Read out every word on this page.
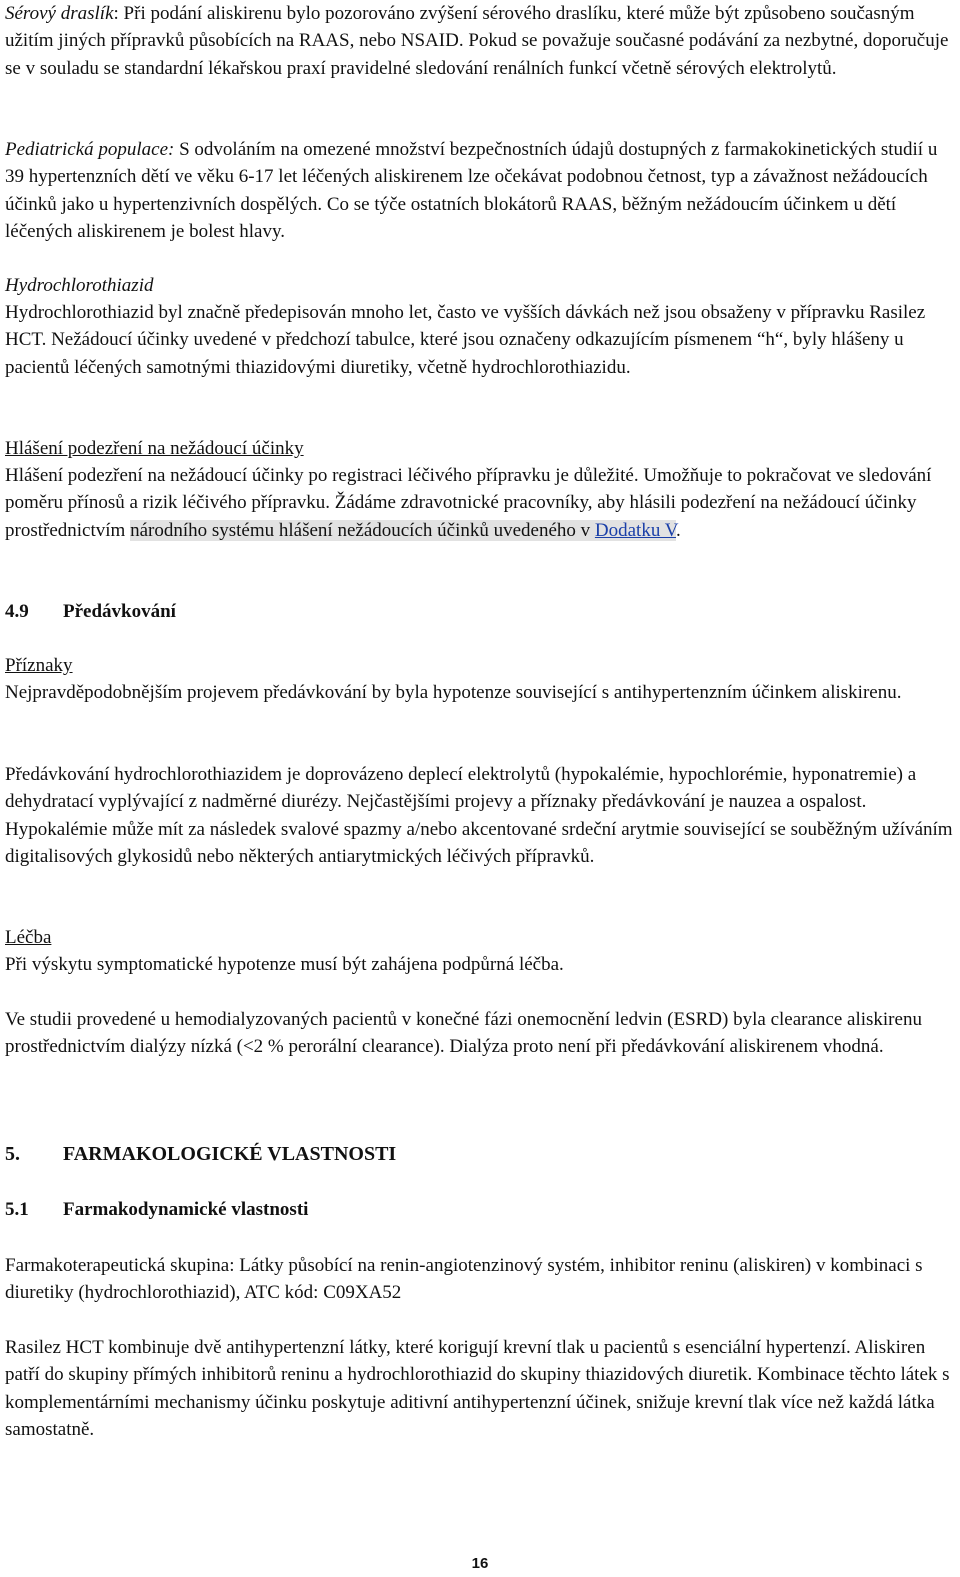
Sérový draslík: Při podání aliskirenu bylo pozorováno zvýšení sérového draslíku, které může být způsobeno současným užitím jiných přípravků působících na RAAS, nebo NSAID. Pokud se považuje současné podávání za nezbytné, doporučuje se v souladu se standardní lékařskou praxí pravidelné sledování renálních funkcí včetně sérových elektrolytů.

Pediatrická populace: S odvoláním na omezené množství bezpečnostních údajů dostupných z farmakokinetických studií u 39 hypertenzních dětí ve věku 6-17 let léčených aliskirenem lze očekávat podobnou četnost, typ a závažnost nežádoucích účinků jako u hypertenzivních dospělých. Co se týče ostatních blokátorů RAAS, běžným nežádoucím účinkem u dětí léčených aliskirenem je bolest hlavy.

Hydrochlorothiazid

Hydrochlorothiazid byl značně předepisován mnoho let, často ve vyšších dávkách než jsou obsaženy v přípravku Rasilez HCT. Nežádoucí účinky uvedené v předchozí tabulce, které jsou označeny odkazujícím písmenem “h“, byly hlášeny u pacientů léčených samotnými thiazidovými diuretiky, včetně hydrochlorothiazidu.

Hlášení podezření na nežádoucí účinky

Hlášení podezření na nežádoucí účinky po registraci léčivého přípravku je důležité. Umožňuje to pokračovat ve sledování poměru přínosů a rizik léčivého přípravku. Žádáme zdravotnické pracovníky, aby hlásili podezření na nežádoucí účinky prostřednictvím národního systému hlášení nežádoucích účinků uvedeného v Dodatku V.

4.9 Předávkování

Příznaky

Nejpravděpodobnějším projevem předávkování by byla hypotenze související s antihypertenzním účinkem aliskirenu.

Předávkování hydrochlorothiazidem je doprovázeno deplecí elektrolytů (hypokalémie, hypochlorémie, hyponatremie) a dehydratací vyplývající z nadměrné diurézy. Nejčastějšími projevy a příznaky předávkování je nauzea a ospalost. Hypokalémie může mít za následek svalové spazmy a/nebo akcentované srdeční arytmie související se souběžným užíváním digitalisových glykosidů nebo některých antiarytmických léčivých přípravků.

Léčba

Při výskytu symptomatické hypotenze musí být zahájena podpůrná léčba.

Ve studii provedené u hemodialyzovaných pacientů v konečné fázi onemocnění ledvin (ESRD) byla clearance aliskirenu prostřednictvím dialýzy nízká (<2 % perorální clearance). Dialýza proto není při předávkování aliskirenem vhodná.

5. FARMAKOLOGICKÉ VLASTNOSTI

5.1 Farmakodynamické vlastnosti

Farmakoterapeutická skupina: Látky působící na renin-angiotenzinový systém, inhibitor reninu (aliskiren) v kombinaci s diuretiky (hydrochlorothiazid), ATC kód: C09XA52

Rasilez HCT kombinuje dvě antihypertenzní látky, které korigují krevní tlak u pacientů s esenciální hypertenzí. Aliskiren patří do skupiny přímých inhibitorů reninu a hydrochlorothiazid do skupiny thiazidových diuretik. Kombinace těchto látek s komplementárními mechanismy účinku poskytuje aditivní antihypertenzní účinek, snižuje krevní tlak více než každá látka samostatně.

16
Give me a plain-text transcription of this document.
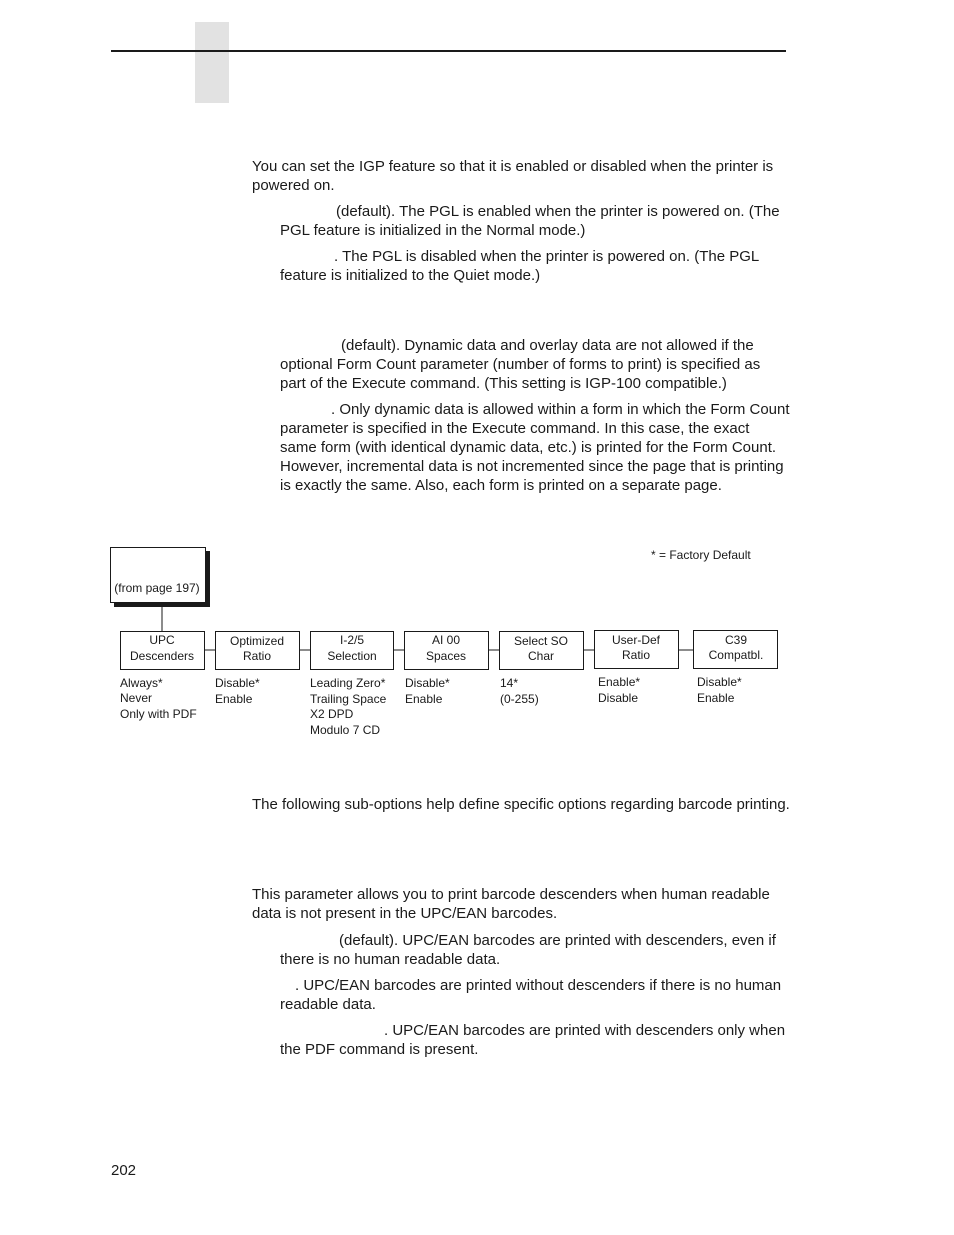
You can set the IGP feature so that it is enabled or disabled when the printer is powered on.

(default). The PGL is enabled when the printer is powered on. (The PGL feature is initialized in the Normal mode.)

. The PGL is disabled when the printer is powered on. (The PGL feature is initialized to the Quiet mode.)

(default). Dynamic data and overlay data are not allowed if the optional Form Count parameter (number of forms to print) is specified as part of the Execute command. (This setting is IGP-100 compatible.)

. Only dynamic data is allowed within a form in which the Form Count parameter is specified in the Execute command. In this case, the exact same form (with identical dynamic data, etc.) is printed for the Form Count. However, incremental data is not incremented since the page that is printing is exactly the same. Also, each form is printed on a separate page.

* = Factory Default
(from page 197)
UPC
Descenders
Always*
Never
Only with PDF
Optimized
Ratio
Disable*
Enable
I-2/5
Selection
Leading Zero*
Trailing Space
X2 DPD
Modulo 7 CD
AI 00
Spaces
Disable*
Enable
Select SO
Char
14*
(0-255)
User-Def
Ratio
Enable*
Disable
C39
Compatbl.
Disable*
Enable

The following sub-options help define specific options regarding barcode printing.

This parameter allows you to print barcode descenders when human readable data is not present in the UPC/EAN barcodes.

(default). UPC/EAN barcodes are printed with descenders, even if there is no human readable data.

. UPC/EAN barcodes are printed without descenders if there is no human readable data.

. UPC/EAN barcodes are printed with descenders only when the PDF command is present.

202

* * * *

● **SET EXERCISE**
Go over the data above and copy every line that has the word "byla" in it.

● **FINAL RESULT**
Nejpravděpodobnějším projevem předávkování by byla hypotenze související s antihypertenzním účinkem aliskirenu.
Ve studii provedené u hemodialyzovaných pacientů v konečné fázi onemocnění ledvin (ESRD) byla clearance aliskirenu prostřednictvím dialýzy nízká (<2 % perorální clearance). Dialýza proto není při předávkování aliskirenem vhodná.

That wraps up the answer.